[DATA PROVIDED]
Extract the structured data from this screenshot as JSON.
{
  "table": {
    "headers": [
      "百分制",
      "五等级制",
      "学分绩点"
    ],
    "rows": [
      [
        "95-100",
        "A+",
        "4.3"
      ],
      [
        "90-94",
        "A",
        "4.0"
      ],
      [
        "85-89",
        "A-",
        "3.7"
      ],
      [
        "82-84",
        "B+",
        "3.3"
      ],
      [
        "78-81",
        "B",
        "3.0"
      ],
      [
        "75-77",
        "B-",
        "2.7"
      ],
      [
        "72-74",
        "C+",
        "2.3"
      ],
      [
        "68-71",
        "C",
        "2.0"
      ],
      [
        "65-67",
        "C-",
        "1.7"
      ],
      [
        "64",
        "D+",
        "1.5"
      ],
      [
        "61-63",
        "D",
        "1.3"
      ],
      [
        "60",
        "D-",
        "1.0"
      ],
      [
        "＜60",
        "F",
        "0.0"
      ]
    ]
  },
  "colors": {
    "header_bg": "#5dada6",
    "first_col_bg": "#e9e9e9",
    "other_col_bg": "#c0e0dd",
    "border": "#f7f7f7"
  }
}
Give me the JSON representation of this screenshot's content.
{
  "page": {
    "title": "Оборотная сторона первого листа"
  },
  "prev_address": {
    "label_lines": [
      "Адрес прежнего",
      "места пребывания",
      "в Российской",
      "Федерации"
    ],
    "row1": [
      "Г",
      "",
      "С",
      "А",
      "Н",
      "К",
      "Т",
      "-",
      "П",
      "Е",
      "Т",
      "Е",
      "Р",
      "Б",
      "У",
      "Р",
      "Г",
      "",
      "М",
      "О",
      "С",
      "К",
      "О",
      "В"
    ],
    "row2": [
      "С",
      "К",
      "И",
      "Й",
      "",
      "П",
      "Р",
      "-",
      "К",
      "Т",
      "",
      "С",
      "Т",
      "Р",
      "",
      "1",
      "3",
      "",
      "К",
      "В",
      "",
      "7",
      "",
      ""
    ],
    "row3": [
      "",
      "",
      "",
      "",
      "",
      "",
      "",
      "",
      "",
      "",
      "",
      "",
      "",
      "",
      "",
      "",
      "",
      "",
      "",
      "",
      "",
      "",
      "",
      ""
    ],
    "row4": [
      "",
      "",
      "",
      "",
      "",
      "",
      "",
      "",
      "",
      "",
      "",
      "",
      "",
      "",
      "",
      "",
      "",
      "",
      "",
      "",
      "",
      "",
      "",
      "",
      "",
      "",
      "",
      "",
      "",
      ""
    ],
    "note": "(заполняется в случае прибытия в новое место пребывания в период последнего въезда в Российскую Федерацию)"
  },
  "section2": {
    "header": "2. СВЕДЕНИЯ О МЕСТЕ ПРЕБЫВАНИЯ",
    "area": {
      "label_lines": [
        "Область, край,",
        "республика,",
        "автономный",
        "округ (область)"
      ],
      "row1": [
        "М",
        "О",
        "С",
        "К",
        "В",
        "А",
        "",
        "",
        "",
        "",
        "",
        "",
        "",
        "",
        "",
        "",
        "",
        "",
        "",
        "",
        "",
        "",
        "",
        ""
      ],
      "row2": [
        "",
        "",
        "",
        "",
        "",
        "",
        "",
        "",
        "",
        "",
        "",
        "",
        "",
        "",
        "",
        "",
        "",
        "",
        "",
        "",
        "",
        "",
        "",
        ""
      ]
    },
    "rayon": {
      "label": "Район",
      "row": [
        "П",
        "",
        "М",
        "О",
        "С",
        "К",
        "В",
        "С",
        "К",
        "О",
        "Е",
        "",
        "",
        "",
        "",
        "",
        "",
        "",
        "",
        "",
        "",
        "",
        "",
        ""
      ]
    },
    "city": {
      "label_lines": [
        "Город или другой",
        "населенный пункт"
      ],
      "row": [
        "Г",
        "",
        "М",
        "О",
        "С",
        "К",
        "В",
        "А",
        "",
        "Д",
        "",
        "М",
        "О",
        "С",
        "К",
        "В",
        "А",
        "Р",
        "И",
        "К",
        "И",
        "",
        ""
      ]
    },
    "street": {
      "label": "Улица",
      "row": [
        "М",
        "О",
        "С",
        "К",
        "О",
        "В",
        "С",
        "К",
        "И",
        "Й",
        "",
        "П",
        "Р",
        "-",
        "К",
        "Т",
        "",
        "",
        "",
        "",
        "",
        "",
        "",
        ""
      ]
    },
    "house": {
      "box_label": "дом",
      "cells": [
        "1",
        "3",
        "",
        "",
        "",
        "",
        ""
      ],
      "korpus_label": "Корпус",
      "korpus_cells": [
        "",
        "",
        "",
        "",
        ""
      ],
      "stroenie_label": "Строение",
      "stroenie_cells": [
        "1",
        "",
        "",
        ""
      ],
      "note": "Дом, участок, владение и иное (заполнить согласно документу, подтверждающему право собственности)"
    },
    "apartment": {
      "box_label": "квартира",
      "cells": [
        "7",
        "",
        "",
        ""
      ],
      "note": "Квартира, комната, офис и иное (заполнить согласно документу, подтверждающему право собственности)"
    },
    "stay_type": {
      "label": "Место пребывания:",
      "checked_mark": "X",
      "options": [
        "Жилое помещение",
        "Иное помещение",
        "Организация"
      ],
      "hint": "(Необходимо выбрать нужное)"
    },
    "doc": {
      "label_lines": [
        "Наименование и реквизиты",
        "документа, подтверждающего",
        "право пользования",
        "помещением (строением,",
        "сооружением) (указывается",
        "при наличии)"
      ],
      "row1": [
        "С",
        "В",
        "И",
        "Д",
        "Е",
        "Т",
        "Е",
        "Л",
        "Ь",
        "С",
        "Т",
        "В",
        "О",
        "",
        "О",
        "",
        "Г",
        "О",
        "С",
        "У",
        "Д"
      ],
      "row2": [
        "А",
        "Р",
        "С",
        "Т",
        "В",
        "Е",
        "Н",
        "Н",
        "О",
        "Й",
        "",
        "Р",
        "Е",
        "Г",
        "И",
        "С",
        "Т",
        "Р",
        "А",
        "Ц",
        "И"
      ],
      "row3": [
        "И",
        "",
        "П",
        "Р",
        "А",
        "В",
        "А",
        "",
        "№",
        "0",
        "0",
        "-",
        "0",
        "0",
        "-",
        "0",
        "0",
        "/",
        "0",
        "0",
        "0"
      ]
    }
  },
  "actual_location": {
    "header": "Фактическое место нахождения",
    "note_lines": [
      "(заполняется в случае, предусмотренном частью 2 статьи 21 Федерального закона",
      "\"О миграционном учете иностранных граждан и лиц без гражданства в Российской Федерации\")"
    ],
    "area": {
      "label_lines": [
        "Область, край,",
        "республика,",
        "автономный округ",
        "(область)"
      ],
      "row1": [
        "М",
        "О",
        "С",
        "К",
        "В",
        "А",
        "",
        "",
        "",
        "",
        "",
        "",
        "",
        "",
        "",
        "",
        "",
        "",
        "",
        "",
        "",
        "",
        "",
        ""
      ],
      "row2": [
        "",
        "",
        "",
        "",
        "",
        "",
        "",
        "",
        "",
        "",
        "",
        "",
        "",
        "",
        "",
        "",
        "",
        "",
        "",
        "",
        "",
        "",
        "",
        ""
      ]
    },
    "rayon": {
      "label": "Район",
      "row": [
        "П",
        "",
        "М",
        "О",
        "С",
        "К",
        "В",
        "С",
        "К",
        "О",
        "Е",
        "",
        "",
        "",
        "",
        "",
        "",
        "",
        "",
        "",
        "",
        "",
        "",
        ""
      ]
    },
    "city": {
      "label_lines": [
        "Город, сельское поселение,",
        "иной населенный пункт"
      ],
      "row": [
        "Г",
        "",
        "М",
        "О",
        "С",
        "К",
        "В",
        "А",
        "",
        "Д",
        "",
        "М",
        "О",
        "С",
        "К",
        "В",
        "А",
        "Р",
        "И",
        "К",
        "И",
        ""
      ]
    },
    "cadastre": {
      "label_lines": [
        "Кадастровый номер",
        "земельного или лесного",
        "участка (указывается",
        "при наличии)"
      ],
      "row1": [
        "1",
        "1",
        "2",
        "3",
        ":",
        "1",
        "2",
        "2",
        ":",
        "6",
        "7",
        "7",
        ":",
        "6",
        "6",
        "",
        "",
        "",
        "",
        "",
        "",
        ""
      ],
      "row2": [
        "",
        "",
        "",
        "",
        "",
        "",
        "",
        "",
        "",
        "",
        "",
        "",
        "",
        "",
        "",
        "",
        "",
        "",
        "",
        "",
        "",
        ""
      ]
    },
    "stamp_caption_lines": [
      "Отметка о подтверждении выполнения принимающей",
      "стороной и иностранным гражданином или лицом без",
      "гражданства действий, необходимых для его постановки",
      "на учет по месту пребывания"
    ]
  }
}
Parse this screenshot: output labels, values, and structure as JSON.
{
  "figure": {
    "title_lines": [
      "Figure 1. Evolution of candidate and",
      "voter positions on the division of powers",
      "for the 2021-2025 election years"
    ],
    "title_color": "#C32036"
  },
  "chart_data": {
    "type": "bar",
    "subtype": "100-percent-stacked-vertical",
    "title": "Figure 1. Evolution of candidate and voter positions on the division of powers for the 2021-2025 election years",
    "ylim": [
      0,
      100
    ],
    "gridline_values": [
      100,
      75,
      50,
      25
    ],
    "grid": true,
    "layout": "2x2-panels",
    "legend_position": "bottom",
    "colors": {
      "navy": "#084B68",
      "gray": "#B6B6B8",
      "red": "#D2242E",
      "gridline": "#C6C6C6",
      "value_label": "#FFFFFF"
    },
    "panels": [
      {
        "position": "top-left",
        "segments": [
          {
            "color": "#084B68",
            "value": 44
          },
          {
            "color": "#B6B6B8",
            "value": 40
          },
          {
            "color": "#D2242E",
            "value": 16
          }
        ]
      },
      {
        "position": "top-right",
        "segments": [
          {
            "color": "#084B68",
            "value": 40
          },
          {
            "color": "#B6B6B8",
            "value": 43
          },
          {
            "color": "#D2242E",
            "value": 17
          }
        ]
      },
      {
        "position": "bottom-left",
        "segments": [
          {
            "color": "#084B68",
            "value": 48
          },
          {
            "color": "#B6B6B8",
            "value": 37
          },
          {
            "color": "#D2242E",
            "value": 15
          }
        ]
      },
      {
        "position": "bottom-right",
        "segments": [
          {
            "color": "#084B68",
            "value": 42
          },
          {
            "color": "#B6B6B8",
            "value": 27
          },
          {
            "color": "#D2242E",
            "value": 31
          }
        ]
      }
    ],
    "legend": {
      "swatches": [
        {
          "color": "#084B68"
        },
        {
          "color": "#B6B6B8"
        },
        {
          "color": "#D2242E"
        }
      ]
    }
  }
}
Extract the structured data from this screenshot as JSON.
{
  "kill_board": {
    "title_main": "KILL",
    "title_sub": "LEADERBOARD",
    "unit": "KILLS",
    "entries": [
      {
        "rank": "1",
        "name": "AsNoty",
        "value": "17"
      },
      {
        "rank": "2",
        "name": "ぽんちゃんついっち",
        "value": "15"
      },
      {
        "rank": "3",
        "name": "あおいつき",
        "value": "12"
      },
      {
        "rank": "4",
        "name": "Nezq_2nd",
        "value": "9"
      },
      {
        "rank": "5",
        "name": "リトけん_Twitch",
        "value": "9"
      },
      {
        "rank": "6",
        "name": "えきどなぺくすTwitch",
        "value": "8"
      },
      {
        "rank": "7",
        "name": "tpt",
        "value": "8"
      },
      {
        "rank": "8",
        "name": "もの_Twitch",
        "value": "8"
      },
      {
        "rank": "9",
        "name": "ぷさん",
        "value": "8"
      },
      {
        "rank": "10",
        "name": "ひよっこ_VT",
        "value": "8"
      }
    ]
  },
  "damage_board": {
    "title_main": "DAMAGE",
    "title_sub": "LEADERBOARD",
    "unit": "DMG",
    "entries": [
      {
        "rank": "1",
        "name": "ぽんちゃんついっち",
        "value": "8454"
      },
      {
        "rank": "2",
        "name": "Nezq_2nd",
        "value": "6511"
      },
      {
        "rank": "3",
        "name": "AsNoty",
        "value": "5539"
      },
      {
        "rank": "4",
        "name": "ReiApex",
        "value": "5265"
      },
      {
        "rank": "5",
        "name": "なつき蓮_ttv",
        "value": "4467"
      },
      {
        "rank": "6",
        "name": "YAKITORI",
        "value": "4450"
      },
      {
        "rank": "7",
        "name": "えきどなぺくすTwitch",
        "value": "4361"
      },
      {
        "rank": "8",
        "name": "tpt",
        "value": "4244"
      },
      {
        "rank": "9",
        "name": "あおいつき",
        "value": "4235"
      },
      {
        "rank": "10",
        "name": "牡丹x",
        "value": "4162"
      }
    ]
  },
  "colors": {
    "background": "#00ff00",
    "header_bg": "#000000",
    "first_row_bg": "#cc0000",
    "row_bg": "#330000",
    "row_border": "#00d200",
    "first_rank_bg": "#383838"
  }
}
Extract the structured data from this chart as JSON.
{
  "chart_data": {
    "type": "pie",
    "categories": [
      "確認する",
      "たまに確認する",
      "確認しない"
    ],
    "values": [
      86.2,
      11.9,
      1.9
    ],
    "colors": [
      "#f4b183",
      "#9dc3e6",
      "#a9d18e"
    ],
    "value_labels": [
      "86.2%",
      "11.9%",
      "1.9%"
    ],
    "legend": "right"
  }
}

[PROMPT] Write out only the final block of lines, starting at the line with "Extract the structured data from this chart" and running to the end of the material.

[TASK RESULT]
Extract the structured data from this chart as JSON.
{
  "chart_data": {
    "type": "pie",
    "categories": [
      "確認する",
      "たまに確認する",
      "確認しない"
    ],
    "values": [
      86.2,
      11.9,
      1.9
    ],
    "colors": [
      "#f4b183",
      "#9dc3e6",
      "#a9d18e"
    ],
    "value_labels": [
      "86.2%",
      "11.9%",
      "1.9%"
    ],
    "legend": "right"
  }
}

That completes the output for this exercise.